◆ **Given exercise**: Present the rows from the very first line through the line containing "nero-icon [235, 4, 261, 30]", both included, as a numbered list with blank lines omitted.

....

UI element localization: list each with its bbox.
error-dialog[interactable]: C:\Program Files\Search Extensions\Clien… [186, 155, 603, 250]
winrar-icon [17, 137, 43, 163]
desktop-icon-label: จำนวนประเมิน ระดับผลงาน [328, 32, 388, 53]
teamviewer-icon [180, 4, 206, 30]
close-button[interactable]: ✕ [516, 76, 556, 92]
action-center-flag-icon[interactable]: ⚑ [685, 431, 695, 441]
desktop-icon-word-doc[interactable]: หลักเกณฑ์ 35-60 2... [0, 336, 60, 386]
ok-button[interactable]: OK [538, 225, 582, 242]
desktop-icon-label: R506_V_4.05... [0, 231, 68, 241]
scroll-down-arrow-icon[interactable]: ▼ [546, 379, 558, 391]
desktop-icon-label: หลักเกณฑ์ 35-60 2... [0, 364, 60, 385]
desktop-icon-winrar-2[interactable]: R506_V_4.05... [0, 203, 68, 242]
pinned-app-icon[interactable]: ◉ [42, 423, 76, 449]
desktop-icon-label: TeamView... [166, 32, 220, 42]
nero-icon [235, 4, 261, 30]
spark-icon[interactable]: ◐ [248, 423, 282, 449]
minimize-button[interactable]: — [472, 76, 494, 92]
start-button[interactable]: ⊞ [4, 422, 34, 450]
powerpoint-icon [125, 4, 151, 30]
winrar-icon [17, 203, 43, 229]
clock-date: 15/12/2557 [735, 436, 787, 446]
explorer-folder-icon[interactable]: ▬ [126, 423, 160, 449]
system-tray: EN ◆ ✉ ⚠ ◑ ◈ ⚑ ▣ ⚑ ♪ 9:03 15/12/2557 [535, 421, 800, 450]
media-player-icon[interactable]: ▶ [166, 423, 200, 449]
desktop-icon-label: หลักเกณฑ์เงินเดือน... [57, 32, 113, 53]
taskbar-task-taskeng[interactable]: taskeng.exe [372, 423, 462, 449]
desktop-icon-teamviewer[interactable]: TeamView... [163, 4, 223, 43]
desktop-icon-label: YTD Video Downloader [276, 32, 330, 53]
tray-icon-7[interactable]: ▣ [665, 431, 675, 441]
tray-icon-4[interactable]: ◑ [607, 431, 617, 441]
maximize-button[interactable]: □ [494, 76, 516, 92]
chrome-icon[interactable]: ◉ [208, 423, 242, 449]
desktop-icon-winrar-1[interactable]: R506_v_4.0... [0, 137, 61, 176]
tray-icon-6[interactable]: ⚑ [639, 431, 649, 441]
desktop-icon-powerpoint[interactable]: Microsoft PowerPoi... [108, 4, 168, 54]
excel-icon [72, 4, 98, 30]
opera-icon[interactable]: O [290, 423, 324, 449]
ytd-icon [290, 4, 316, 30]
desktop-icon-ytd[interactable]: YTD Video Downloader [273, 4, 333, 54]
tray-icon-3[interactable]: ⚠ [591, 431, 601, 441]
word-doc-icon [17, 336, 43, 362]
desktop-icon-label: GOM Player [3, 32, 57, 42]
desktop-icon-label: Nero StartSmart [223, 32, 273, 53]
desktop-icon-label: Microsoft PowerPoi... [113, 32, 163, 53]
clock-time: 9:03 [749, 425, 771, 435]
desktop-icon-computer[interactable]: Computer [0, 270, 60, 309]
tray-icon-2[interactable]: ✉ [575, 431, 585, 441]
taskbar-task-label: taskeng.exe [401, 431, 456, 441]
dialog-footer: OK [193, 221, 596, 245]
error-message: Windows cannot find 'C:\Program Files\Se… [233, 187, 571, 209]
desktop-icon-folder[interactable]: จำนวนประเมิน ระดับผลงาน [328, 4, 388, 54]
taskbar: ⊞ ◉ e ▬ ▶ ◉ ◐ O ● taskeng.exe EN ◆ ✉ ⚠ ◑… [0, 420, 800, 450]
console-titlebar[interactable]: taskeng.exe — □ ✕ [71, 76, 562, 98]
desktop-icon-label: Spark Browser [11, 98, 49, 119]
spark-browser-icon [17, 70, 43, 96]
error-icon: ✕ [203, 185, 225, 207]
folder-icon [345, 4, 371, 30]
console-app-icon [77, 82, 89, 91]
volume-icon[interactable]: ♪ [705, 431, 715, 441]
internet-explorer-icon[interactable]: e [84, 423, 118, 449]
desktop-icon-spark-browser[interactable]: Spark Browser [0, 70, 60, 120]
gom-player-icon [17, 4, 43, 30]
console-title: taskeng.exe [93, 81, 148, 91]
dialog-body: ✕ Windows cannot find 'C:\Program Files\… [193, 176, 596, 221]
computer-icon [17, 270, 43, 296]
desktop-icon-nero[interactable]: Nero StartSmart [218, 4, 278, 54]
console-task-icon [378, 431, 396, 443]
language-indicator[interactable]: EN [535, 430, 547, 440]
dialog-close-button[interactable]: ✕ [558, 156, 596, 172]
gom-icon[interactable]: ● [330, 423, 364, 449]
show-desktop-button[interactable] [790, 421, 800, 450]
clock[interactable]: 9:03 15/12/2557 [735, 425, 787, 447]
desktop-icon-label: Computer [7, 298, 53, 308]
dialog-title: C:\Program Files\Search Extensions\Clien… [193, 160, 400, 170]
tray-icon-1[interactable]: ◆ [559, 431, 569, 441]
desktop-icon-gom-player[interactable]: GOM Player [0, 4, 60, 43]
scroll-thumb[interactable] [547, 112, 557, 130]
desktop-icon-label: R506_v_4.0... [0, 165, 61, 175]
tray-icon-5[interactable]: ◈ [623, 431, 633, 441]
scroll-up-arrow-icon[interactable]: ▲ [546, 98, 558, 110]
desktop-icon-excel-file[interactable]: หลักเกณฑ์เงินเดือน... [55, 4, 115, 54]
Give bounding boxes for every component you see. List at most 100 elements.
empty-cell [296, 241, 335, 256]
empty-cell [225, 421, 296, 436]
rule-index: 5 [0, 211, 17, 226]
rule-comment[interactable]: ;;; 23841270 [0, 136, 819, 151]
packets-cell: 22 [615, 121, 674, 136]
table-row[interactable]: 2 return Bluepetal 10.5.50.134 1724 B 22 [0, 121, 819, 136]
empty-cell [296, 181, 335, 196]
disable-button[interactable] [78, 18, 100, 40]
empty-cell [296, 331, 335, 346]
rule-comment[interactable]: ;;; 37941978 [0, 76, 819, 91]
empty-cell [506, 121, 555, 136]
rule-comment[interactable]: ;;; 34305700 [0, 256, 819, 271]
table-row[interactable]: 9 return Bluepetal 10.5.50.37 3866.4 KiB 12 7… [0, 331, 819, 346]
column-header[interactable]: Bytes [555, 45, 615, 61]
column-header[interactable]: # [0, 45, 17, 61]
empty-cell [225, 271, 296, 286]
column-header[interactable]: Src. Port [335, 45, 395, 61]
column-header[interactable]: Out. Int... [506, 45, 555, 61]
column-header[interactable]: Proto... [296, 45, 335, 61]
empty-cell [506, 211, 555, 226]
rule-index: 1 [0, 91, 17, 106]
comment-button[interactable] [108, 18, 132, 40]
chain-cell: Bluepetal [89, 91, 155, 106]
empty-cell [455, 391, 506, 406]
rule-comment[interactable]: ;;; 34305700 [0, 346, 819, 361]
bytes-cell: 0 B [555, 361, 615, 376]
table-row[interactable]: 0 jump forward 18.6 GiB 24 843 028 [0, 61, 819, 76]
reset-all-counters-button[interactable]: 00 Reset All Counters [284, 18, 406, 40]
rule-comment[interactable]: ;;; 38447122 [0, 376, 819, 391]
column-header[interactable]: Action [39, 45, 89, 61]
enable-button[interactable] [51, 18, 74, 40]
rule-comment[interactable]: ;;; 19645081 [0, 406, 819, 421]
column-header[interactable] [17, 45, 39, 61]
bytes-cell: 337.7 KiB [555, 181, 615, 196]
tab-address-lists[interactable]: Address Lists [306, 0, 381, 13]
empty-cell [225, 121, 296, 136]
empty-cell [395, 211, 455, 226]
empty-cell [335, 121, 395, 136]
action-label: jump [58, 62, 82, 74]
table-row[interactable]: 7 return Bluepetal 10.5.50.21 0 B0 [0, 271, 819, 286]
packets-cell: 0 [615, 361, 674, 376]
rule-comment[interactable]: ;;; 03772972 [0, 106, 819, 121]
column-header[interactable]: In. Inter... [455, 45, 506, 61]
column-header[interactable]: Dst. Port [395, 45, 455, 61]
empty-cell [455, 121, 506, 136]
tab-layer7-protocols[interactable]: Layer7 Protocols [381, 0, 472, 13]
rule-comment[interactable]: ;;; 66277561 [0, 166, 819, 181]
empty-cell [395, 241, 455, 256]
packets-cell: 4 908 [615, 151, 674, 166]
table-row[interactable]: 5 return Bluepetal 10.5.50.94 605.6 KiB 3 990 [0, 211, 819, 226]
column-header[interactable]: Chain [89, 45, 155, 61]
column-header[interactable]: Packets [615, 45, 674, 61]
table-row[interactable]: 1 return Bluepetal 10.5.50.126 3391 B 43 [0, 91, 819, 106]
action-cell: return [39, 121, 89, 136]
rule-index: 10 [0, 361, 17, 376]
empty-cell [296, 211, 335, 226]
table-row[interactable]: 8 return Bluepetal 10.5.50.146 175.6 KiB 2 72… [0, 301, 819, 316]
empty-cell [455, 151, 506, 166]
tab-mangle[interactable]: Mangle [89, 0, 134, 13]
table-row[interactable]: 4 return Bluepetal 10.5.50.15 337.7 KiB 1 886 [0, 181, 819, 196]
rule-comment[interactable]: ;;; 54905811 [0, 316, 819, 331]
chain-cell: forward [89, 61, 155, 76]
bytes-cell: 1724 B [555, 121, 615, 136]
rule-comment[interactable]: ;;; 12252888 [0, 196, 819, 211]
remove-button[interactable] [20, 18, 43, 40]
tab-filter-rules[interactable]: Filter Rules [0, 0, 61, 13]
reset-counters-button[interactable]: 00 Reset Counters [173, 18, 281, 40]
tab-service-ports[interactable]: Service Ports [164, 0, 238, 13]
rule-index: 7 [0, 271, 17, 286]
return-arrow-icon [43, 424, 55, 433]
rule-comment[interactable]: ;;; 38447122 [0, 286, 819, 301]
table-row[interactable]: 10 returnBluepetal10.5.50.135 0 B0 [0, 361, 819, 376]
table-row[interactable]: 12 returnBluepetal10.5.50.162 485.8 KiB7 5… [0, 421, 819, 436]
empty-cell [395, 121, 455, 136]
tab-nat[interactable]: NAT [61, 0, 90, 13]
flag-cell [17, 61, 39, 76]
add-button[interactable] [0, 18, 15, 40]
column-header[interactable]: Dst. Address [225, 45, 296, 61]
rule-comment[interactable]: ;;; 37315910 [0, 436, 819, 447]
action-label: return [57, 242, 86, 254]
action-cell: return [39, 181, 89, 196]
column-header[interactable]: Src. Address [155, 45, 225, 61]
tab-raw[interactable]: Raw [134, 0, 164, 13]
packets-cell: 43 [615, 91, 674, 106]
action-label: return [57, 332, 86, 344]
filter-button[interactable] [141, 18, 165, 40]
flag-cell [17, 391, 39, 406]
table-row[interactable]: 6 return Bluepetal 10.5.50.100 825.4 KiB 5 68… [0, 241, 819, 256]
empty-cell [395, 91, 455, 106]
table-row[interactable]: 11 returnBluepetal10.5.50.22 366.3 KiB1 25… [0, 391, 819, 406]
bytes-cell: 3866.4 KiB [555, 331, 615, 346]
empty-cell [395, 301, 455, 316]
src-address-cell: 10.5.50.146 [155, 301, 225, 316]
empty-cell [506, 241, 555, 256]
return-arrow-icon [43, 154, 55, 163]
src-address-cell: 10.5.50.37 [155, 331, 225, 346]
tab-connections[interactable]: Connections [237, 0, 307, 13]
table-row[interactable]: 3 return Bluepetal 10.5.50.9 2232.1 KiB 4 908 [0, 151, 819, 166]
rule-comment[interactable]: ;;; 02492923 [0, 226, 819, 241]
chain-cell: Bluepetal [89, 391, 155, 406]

....

◆ **Answer in full**:
1. UI element localization: list each with its bbox.
2. error-dialog[interactable]: C:\Program Files\Search Extensions\Clien… [186, 155, 603, 250]
3. winrar-icon [17, 137, 43, 163]
4. desktop-icon-label: จำนวนประเมิน ระดับผลงาน [328, 32, 388, 53]
5. teamviewer-icon [180, 4, 206, 30]
6. close-button[interactable]: ✕ [516, 76, 556, 92]
7. action-center-flag-icon[interactable]: ⚑ [685, 431, 695, 441]
8. desktop-icon-word-doc[interactable]: หลักเกณฑ์ 35-60 2... [0, 336, 60, 386]
9. ok-button[interactable]: OK [538, 225, 582, 242]
10. desktop-icon-label: R506_V_4.05... [0, 231, 68, 241]
11. scroll-down-arrow-icon[interactable]: ▼ [546, 379, 558, 391]
12. desktop-icon-label: หลักเกณฑ์ 35-60 2... [0, 364, 60, 385]
13. desktop-icon-winrar-2[interactable]: R506_V_4.05... [0, 203, 68, 242]
14. pinned-app-icon[interactable]: ◉ [42, 423, 76, 449]
15. desktop-icon-label: TeamView... [166, 32, 220, 42]
16. nero-icon [235, 4, 261, 30]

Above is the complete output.